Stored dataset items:
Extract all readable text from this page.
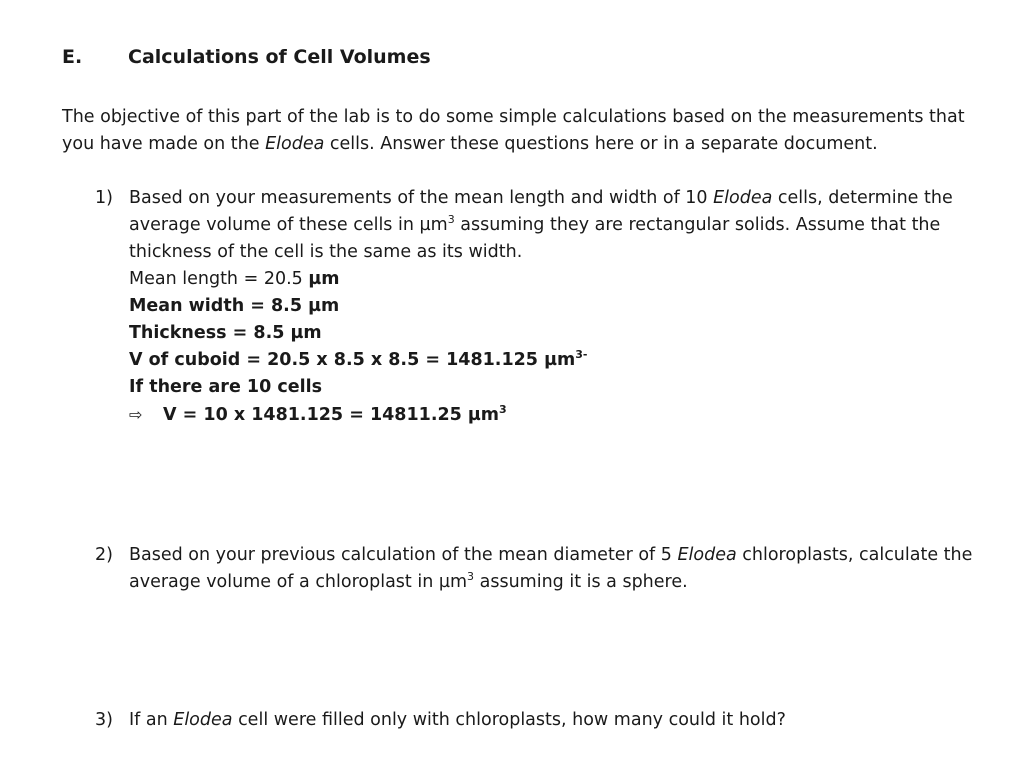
E. Calculations of Cell Volumes
The objective of this part of the lab is to do some simple calculations based on the measurements that you have made on the Elodea cells. Answer these questions here or in a separate document.
1) Based on your measurements of the mean length and width of 10 Elodea cells, determine the average volume of these cells in µm$^3$ assuming they are rectangular solids. Assume that the thickness of the cell is the same as its width.
Mean length = 20.5 µm
Mean width = 8.5 µm
Thickness = 8.5 µm
V of cuboid = 20.5 x 8.5 x 8.5 = 1481.125 µm$^{3-}$
If there are 10 cells
⇨ V = 10 x 1481.125 = 14811.25 µm$^3$
2) Based on your previous calculation of the mean diameter of 5 Elodea chloroplasts, calculate the average volume of a chloroplast in µm$^3$ assuming it is a sphere.
3) If an Elodea cell were filled only with chloroplasts, how many could it hold?
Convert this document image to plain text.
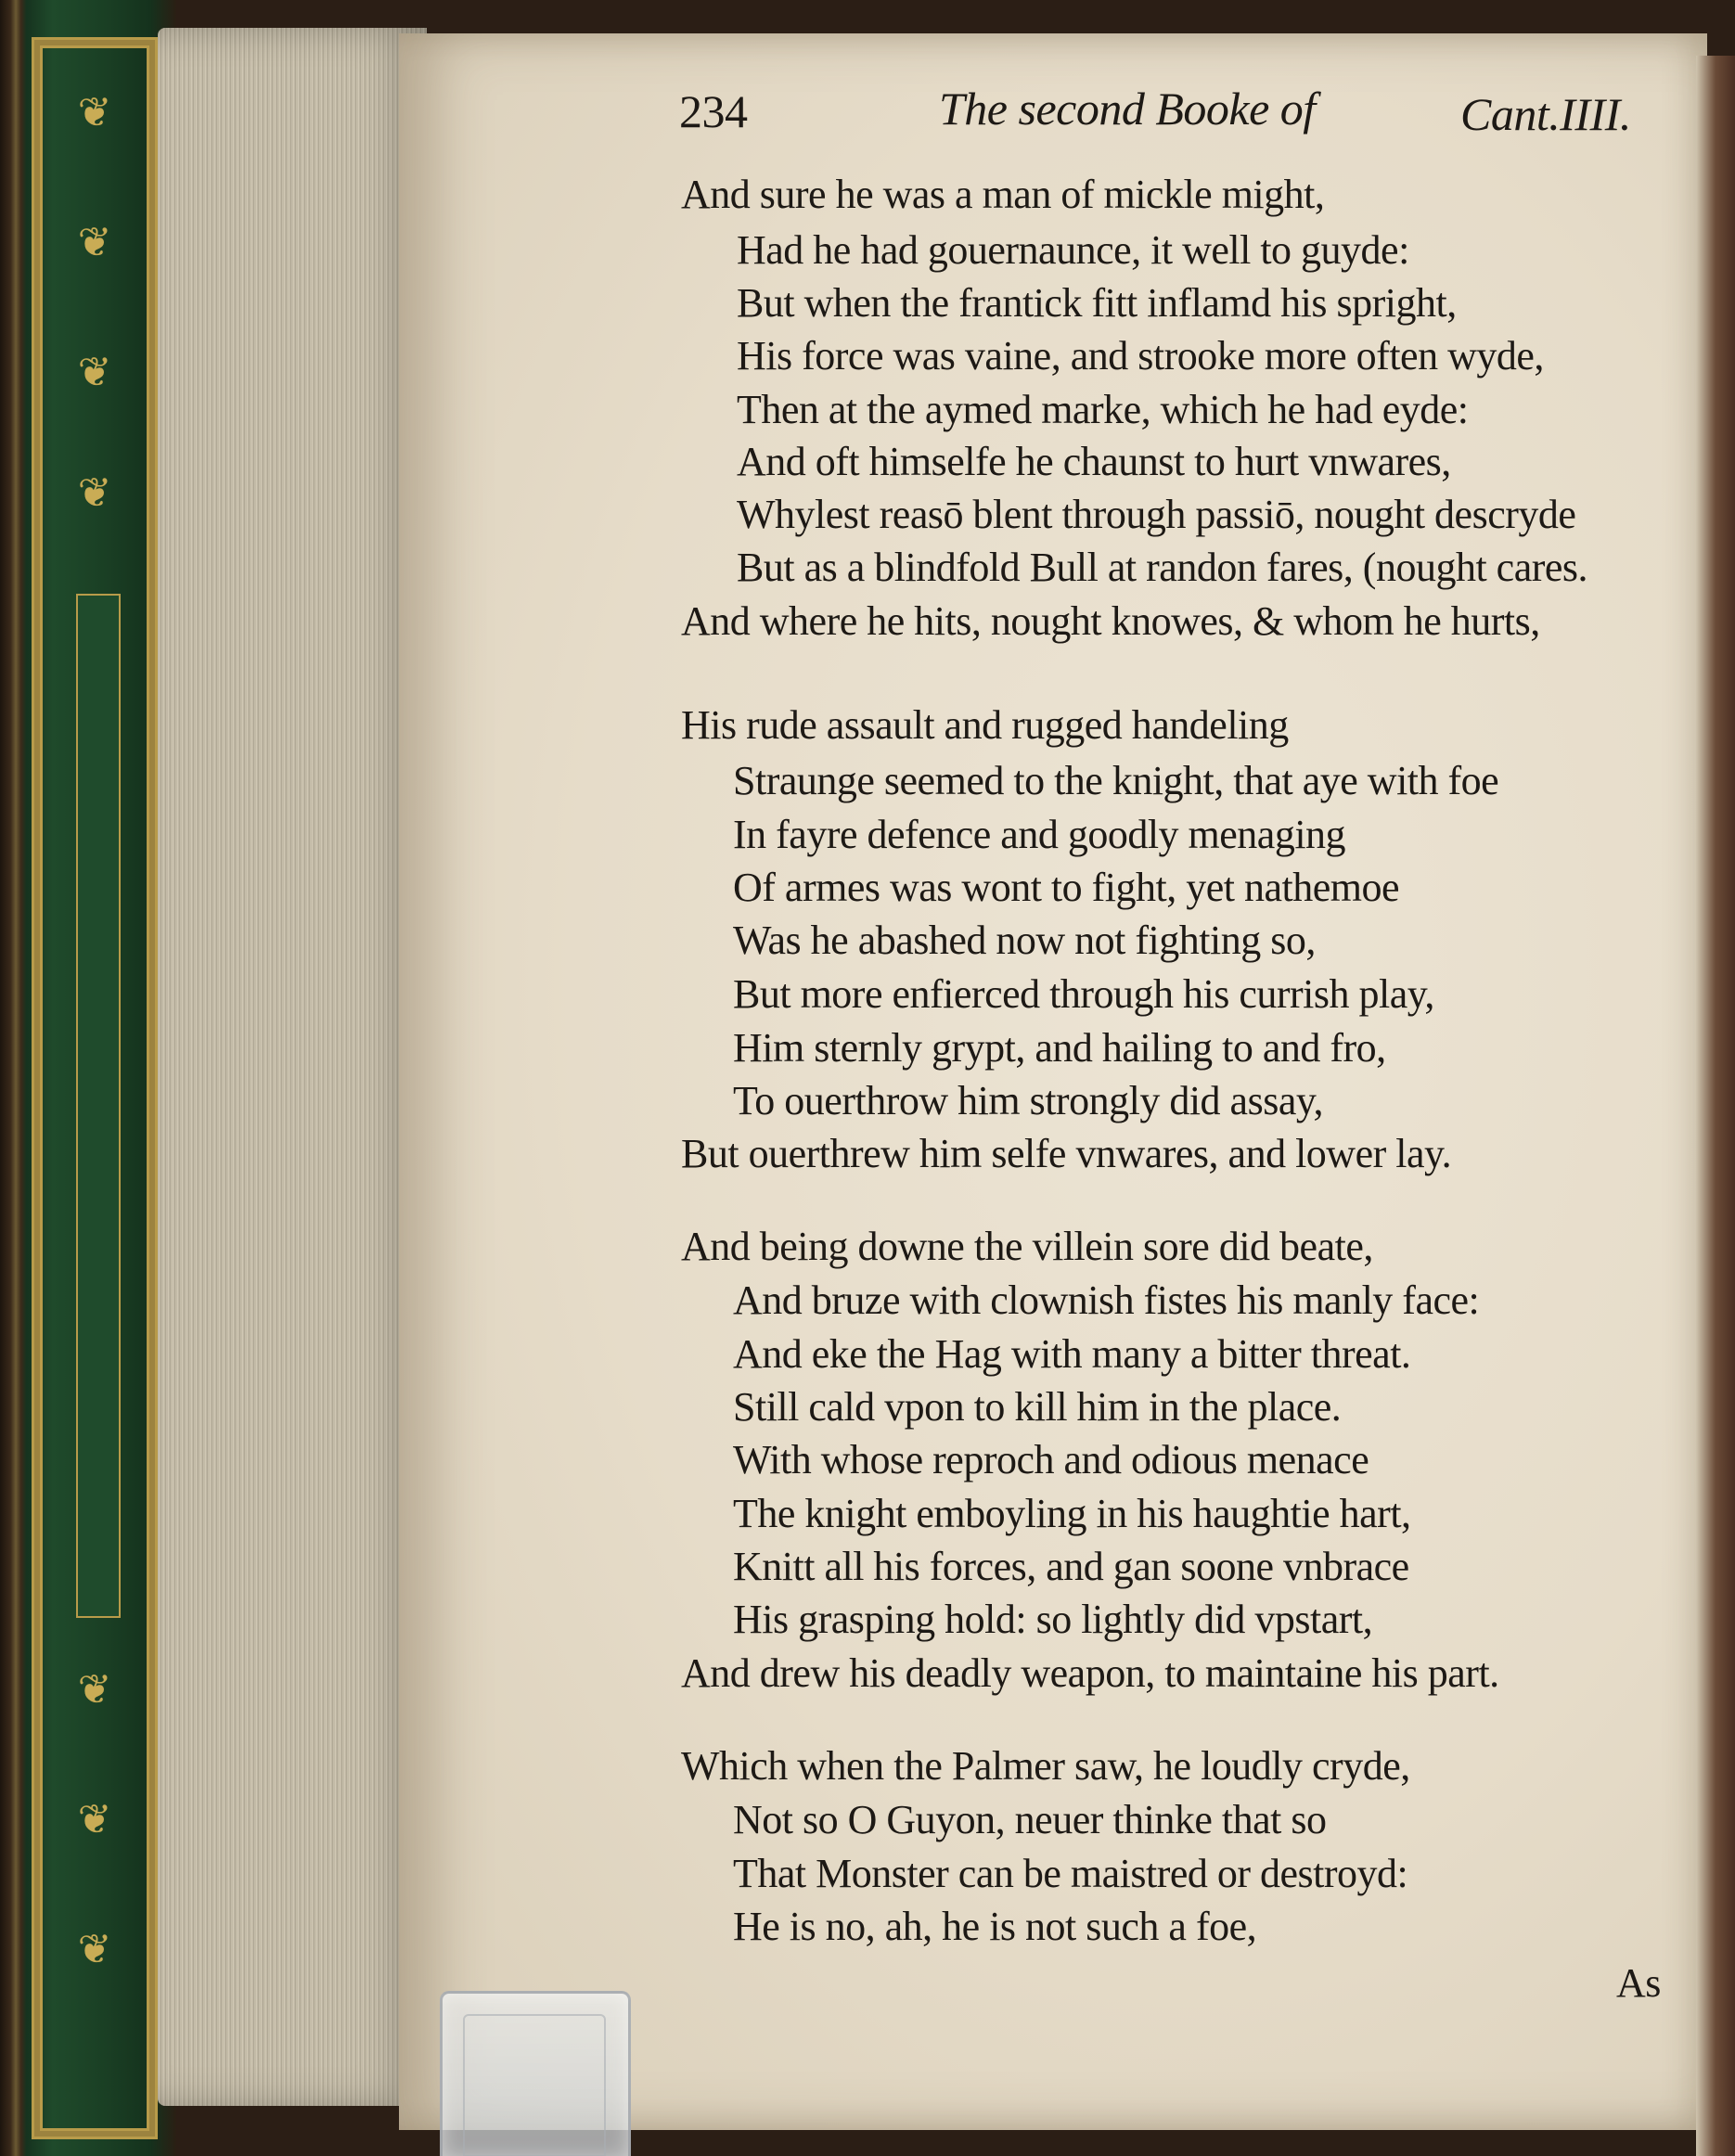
❦
❦
❦
❦
❦
❦
❦
234	The second Booke of	Cant.IIII.
And sure he was a man of mickle might,
Had he had gouernaunce, it well to guyde:
But when the frantick fitt inflamd his spright,
His force was vaine, and strooke more often wyde,
Then at the aymed marke, which he had eyde:
And oft himselfe he chaunst to hurt vnwares,
Whylest reasō blent through passiō, nought descryde
But as a blindfold Bull at randon fares, (nought cares.
And where he hits, nought knowes, & whom he hurts,
His rude assault and rugged handeling
Straunge seemed to the knight, that aye with foe
In fayre defence and goodly menaging
Of armes was wont to fight, yet nathemoe
Was he abashed now not fighting so,
But more enfierced through his currish play,
Him sternly grypt, and hailing to and fro,
To ouerthrow him strongly did assay,
But ouerthrew him selfe vnwares, and lower lay.
And being downe the villein sore did beate,
And bruze with clownish fistes his manly face:
And eke the Hag with many a bitter threat.
Still cald vpon to kill him in the place.
With whose reproch and odious menace
The knight emboyling in his haughtie hart,
Knitt all his forces, and gan soone vnbrace
His grasping hold: so lightly did vpstart,
And drew his deadly weapon, to maintaine his part.
Which when the Palmer saw, he loudly cryde,
Not so O Guyon, neuer thinke that so
That Monster can be maistred or destroyd:
He is no, ah, he is not such a foe,
As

* EXERCISE DETAILS: Whenever a line above includes the string "hold", copy it.

* SOLUTION TO THIS EXERCISE:
3) If an Elodea cell were filled only with chloroplasts, how many could it hold?
His grasping hold: so lightly did vpstart,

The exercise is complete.